Exercise directions ▸ Pull every line containing "SELATAN" out of the material below.
● ● ● ● ● ● ●
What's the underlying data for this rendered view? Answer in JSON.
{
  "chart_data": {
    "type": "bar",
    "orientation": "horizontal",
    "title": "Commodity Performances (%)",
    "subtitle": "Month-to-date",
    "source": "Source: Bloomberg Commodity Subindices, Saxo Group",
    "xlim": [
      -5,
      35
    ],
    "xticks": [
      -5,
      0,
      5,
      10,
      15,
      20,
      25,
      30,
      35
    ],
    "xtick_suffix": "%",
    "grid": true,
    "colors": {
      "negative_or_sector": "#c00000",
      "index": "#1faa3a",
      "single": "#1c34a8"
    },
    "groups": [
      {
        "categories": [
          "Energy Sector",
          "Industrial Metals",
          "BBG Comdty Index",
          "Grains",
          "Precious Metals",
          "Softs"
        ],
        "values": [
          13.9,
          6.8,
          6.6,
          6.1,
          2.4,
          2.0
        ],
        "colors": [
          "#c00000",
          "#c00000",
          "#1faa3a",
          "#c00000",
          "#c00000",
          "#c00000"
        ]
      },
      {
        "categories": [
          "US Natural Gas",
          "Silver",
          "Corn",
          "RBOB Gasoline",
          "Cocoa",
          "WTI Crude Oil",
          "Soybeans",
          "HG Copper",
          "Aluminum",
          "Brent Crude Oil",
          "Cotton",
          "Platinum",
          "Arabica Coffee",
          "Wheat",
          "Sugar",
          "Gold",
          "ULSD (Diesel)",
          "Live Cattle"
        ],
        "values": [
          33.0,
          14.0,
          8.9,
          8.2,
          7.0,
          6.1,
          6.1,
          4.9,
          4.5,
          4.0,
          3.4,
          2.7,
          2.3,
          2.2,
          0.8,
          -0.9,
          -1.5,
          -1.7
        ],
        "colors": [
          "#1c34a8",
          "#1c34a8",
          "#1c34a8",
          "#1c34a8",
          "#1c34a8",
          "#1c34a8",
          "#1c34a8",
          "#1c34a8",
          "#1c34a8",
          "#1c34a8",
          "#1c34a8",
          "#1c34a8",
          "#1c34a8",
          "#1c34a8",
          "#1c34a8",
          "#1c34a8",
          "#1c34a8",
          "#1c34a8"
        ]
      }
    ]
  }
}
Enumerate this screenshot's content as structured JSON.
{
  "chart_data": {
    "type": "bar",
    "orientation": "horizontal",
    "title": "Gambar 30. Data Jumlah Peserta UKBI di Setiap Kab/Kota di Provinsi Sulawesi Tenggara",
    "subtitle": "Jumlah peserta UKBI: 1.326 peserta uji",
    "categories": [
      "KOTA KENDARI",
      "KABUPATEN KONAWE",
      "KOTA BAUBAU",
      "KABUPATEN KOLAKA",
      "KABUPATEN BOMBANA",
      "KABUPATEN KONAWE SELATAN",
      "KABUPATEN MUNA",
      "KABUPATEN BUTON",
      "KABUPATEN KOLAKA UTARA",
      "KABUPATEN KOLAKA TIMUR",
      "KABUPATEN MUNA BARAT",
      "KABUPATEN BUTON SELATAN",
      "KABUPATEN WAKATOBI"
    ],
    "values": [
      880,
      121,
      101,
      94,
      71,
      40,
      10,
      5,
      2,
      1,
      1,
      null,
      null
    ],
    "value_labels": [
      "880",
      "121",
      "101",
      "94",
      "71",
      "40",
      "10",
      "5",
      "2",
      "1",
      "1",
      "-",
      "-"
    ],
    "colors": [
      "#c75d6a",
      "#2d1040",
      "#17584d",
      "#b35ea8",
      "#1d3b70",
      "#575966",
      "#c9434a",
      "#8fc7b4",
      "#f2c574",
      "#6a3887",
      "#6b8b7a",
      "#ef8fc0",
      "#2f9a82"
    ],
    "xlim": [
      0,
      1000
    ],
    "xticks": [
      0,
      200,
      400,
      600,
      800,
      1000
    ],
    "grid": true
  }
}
● ● ● ● ● ● ●
Task answer ▸
      "KABUPATEN KONAWE SELATAN",
      "KABUPATEN BUTON SELATAN",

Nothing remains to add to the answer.